----- RECORDS FOR THIS EXERCISE

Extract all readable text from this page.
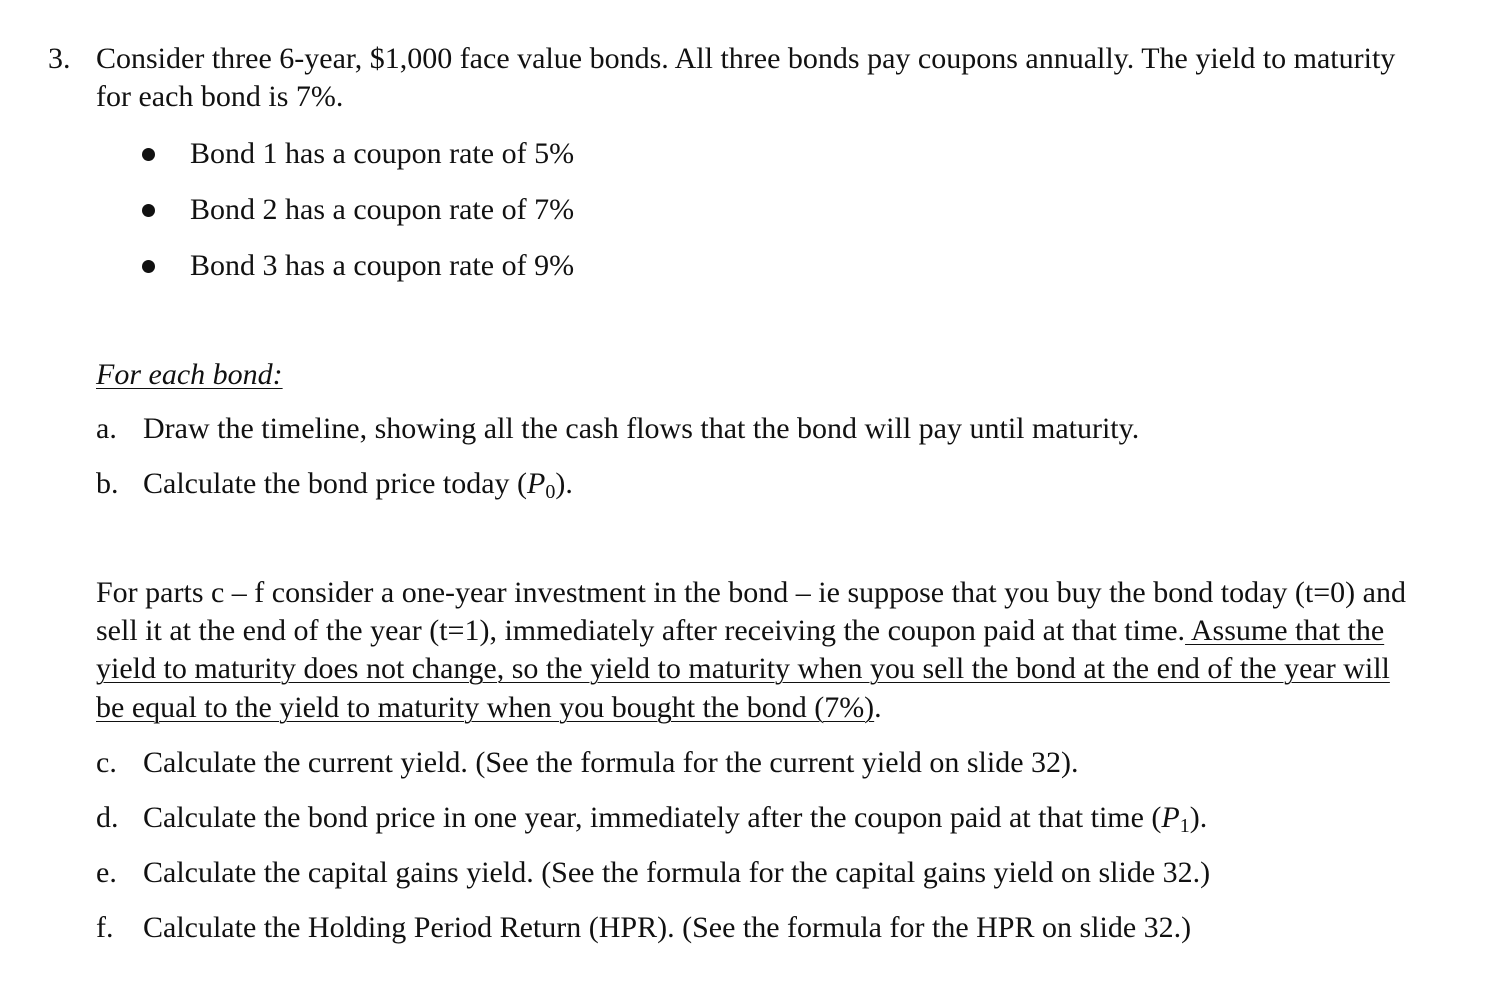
3. Consider three 6-year, $1,000 face value bonds. All three bonds pay coupons annually. The yield to maturity

for each bond is 7%.

Bond 1 has a coupon rate of 5%

Bond 2 has a coupon rate of 7%

Bond 3 has a coupon rate of 9%

For each bond:

a. Draw the timeline, showing all the cash flows that the bond will pay until maturity.

b. Calculate the bond price today $(P_0)$.

For parts c – f consider a one-year investment in the bond – ie suppose that you buy the bond today (t=0) and

sell it at the end of the year (t=1), immediately after receiving the coupon paid at that time. Assume that the

yield to maturity does not change, so the yield to maturity when you sell the bond at the end of the year will

be equal to the yield to maturity when you bought the bond (7%).

c. Calculate the current yield. (See the formula for the current yield on slide 32).

d. Calculate the bond price in one year, immediately after the coupon paid at that time $(P_1)$.

e. Calculate the capital gains yield. (See the formula for the capital gains yield on slide 32.)

f. Calculate the Holding Period Return (HPR). (See the formula for the HPR on slide 32.)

----------

[TASK DETAILS]
Copy out all lines that carry the word "after".

[ANSWER TO THE TASK]
sell it at the end of the year (t=1), immediately after receiving the coupon paid at that time. Assume that the
d. Calculate the bond price in one year, immediately after the coupon paid at that time $(P_1)$.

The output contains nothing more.